>> Start Material to process
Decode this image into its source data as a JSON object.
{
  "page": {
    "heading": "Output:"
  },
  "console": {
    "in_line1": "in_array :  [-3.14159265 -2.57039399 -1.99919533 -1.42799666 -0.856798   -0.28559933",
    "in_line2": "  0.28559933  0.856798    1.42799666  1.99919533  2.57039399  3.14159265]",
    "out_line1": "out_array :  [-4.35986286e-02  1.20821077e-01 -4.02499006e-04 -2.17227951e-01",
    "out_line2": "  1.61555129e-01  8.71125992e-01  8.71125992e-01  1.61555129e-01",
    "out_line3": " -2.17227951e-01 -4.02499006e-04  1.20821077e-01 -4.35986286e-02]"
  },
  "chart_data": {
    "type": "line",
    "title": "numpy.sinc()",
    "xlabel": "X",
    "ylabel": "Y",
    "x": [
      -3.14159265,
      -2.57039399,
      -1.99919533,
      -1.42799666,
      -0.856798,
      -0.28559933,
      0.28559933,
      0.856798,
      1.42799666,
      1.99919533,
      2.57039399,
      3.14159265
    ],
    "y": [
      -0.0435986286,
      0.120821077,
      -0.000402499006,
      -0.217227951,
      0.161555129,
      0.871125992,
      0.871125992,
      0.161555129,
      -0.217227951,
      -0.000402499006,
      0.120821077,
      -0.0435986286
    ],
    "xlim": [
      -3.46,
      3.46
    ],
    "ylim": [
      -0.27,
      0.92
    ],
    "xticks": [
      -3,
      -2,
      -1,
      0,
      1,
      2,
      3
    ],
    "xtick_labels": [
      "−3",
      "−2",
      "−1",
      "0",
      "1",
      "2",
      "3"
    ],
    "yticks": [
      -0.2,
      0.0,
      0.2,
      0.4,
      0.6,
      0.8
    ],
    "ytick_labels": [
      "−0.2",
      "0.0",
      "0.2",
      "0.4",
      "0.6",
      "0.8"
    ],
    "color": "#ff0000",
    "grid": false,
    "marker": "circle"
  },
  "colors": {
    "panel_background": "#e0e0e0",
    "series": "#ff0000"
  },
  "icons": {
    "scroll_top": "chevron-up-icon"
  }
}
>> End Material to process
◆ **What you have to do**
Repeat the material above in full, keeping every word.

◆ **Full output**
Decode this image into its source data as a JSON object.
{
  "page": {
    "heading": "Output:"
  },
  "console": {
    "in_line1": "in_array :  [-3.14159265 -2.57039399 -1.99919533 -1.42799666 -0.856798   -0.28559933",
    "in_line2": "  0.28559933  0.856798    1.42799666  1.99919533  2.57039399  3.14159265]",
    "out_line1": "out_array :  [-4.35986286e-02  1.20821077e-01 -4.02499006e-04 -2.17227951e-01",
    "out_line2": "  1.61555129e-01  8.71125992e-01  8.71125992e-01  1.61555129e-01",
    "out_line3": " -2.17227951e-01 -4.02499006e-04  1.20821077e-01 -4.35986286e-02]"
  },
  "chart_data": {
    "type": "line",
    "title": "numpy.sinc()",
    "xlabel": "X",
    "ylabel": "Y",
    "x": [
      -3.14159265,
      -2.57039399,
      -1.99919533,
      -1.42799666,
      -0.856798,
      -0.28559933,
      0.28559933,
      0.856798,
      1.42799666,
      1.99919533,
      2.57039399,
      3.14159265
    ],
    "y": [
      -0.0435986286,
      0.120821077,
      -0.000402499006,
      -0.217227951,
      0.161555129,
      0.871125992,
      0.871125992,
      0.161555129,
      -0.217227951,
      -0.000402499006,
      0.120821077,
      -0.0435986286
    ],
    "xlim": [
      -3.46,
      3.46
    ],
    "ylim": [
      -0.27,
      0.92
    ],
    "xticks": [
      -3,
      -2,
      -1,
      0,
      1,
      2,
      3
    ],
    "xtick_labels": [
      "−3",
      "−2",
      "−1",
      "0",
      "1",
      "2",
      "3"
    ],
    "yticks": [
      -0.2,
      0.0,
      0.2,
      0.4,
      0.6,
      0.8
    ],
    "ytick_labels": [
      "−0.2",
      "0.0",
      "0.2",
      "0.4",
      "0.6",
      "0.8"
    ],
    "color": "#ff0000",
    "grid": false,
    "marker": "circle"
  },
  "colors": {
    "panel_background": "#e0e0e0",
    "series": "#ff0000"
  },
  "icons": {
    "scroll_top": "chevron-up-icon"
  }
}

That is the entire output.